* Directions
Look through the material and copy each line holding "mail".

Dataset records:
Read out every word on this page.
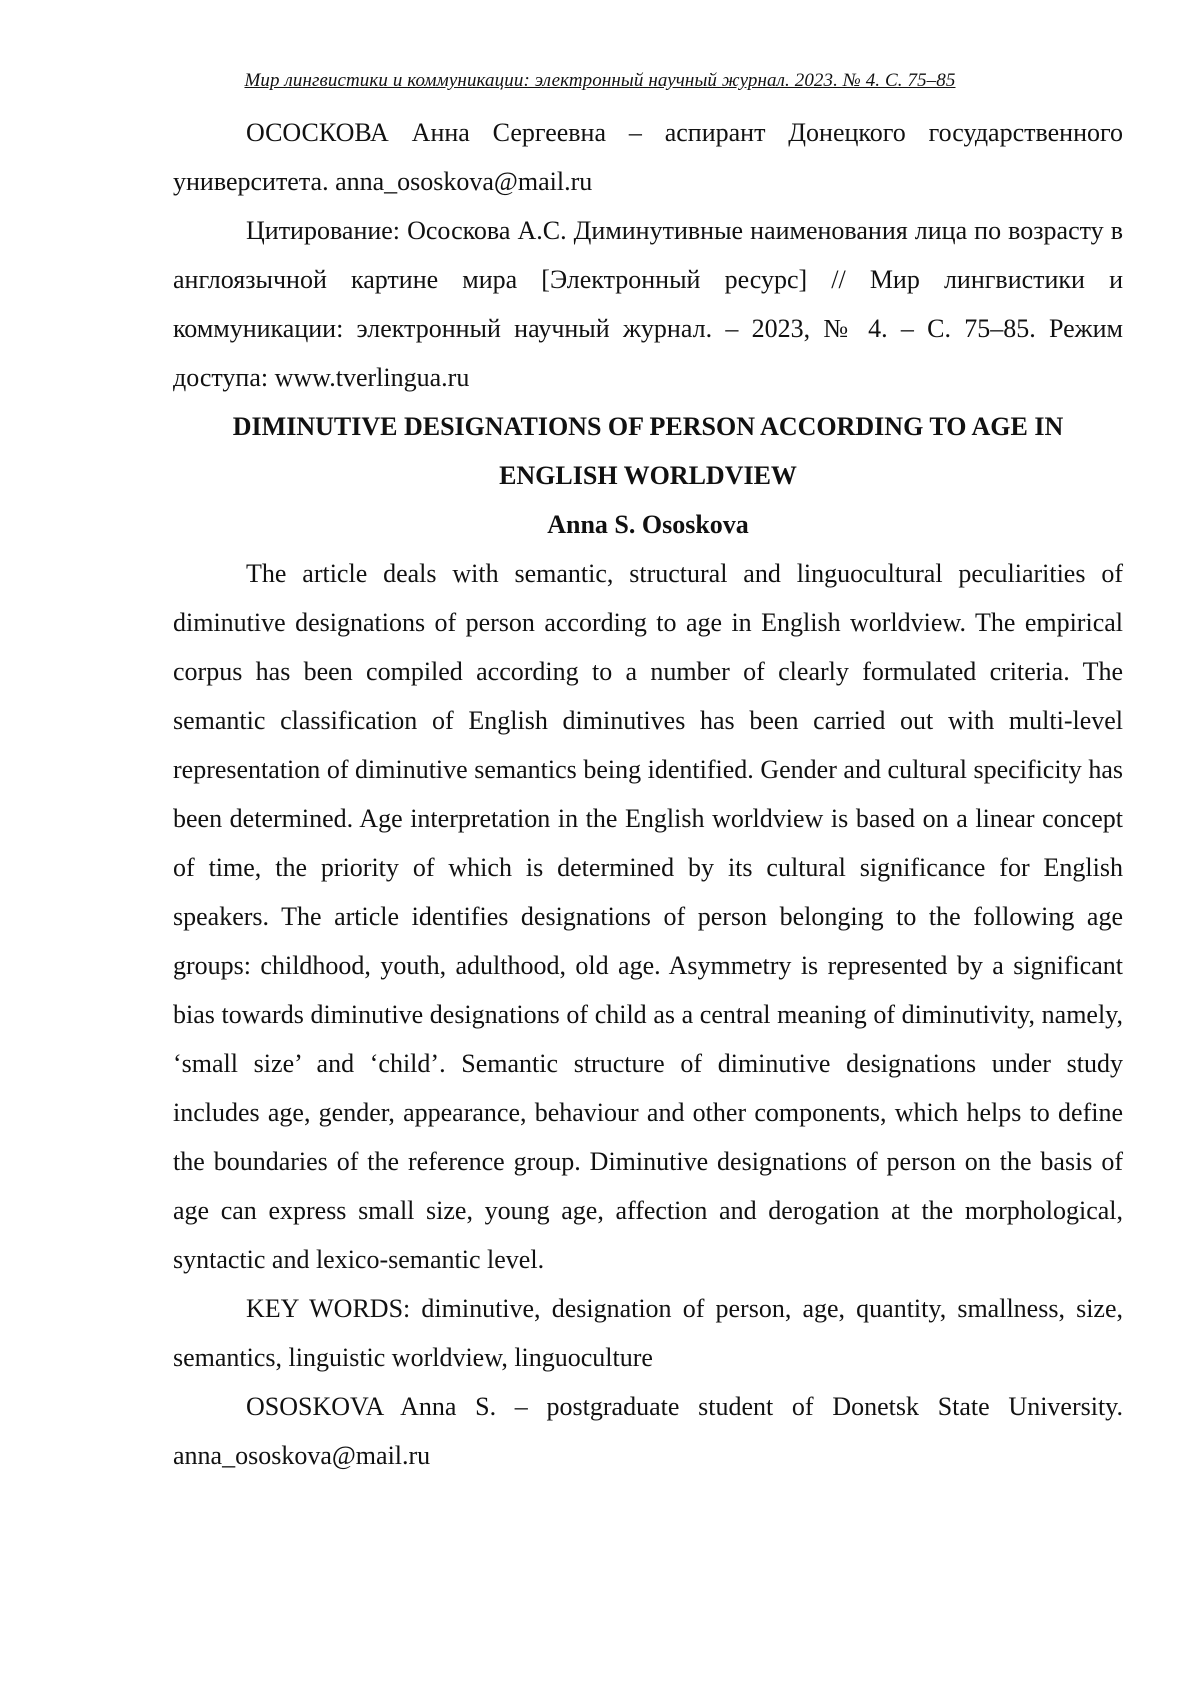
Мир лингвистики и коммуникации: электронный научный журнал. 2023. № 4. С. 75–85

ОСОСКОВА Анна Сергеевна – аспирант Донецкого государственного университета. anna_ososkova@mail.ru

Цитирование: Ососкова А.С. Диминутивные наименования лица по возрасту в англоязычной картине мира [Электронный ресурс] // Мир лингвистики и коммуникации: электронный научный журнал. – 2023, № 4. – С. 75–85. Режим доступа: www.tverlingua.ru

DIMINUTIVE DESIGNATIONS OF PERSON ACCORDING TO AGE IN ENGLISH WORLDVIEW

Anna S. Ososkova

The article deals with semantic, structural and linguocultural peculiarities of diminutive designations of person according to age in English worldview. The empirical corpus has been compiled according to a number of clearly formulated criteria. The semantic classification of English diminutives has been carried out with multi-level representation of diminutive semantics being identified. Gender and cultural specificity has been determined. Age interpretation in the English worldview is based on a linear concept of time, the priority of which is determined by its cultural significance for English speakers. The article identifies designations of person belonging to the following age groups: childhood, youth, adulthood, old age. Asymmetry is represented by a significant bias towards diminutive designations of child as a central meaning of diminutivity, namely, ‘small size’ and ‘child’. Semantic structure of diminutive designations under study includes age, gender, appearance, behaviour and other components, which helps to define the boundaries of the reference group. Diminutive designations of person on the basis of age can express small size, young age, affection and derogation at the morphological, syntactic and lexico-semantic level.

KEY WORDS: diminutive, designation of person, age, quantity, smallness, size, semantics, linguistic worldview, linguoculture

OSOSKOVA Anna S. – postgraduate student of Donetsk State University. anna_ososkova@mail.ru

* Written solution
ОСОСКОВА Анна Сергеевна – аспирант Донецкого государственного университета. anna_ososkova@mail.ru
OSOSKOVA Anna S. – postgraduate student of Donetsk State University. anna_ososkova@mail.ru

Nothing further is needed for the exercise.